**GOAL**
Exclude the pictures, then copy all remaining records exactly.
══════════════════════════════
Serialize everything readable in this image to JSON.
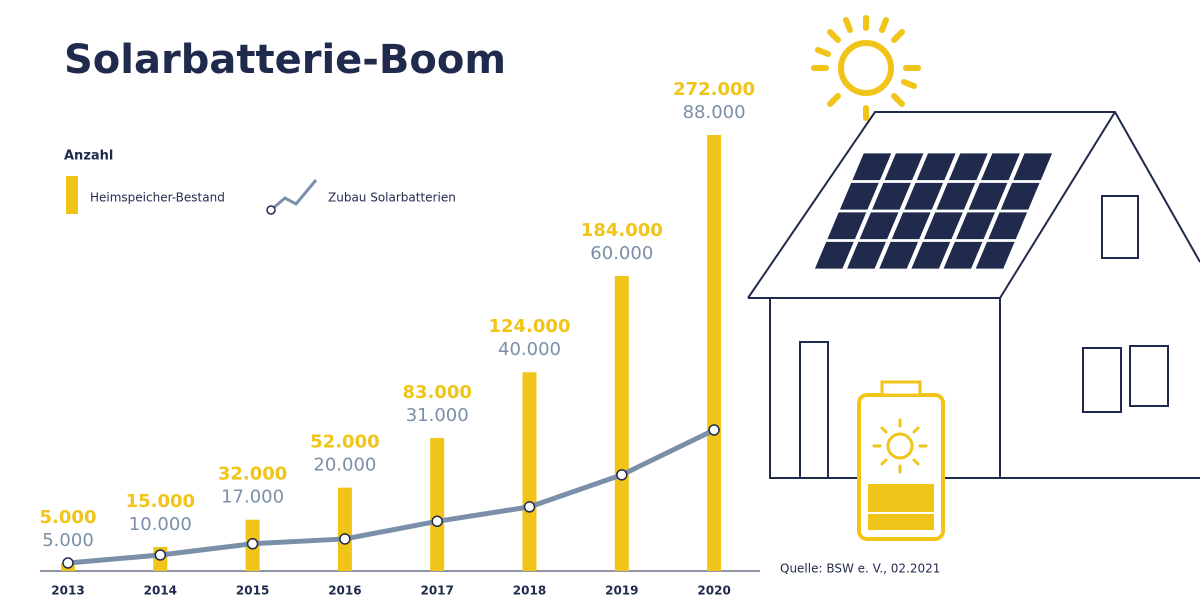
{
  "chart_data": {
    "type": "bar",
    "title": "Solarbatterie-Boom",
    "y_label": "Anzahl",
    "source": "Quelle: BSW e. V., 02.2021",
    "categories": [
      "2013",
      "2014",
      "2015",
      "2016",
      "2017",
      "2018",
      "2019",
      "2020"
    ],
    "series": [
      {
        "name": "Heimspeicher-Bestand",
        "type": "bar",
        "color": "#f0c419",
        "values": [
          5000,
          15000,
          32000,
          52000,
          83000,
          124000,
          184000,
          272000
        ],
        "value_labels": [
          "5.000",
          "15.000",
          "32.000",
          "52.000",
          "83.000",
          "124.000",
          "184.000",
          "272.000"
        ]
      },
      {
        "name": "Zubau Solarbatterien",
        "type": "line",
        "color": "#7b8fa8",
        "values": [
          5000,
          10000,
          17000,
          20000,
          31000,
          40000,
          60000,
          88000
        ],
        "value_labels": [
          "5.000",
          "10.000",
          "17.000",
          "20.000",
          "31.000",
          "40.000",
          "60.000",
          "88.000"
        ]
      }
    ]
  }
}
══════════════════════════════
**ANSWER TO THE TASK**
Serialize everything readable in this image to JSON.
{
  "chart_data": {
    "type": "bar",
    "title": "Solarbatterie-Boom",
    "y_label": "Anzahl",
    "source": "Quelle: BSW e. V., 02.2021",
    "categories": [
      "2013",
      "2014",
      "2015",
      "2016",
      "2017",
      "2018",
      "2019",
      "2020"
    ],
    "series": [
      {
        "name": "Heimspeicher-Bestand",
        "type": "bar",
        "color": "#f0c419",
        "values": [
          5000,
          15000,
          32000,
          52000,
          83000,
          124000,
          184000,
          272000
        ],
        "value_labels": [
          "5.000",
          "15.000",
          "32.000",
          "52.000",
          "83.000",
          "124.000",
          "184.000",
          "272.000"
        ]
      },
      {
        "name": "Zubau Solarbatterien",
        "type": "line",
        "color": "#7b8fa8",
        "values": [
          5000,
          10000,
          17000,
          20000,
          31000,
          40000,
          60000,
          88000
        ],
        "value_labels": [
          "5.000",
          "10.000",
          "17.000",
          "20.000",
          "31.000",
          "40.000",
          "60.000",
          "88.000"
        ]
      }
    ]
  }
}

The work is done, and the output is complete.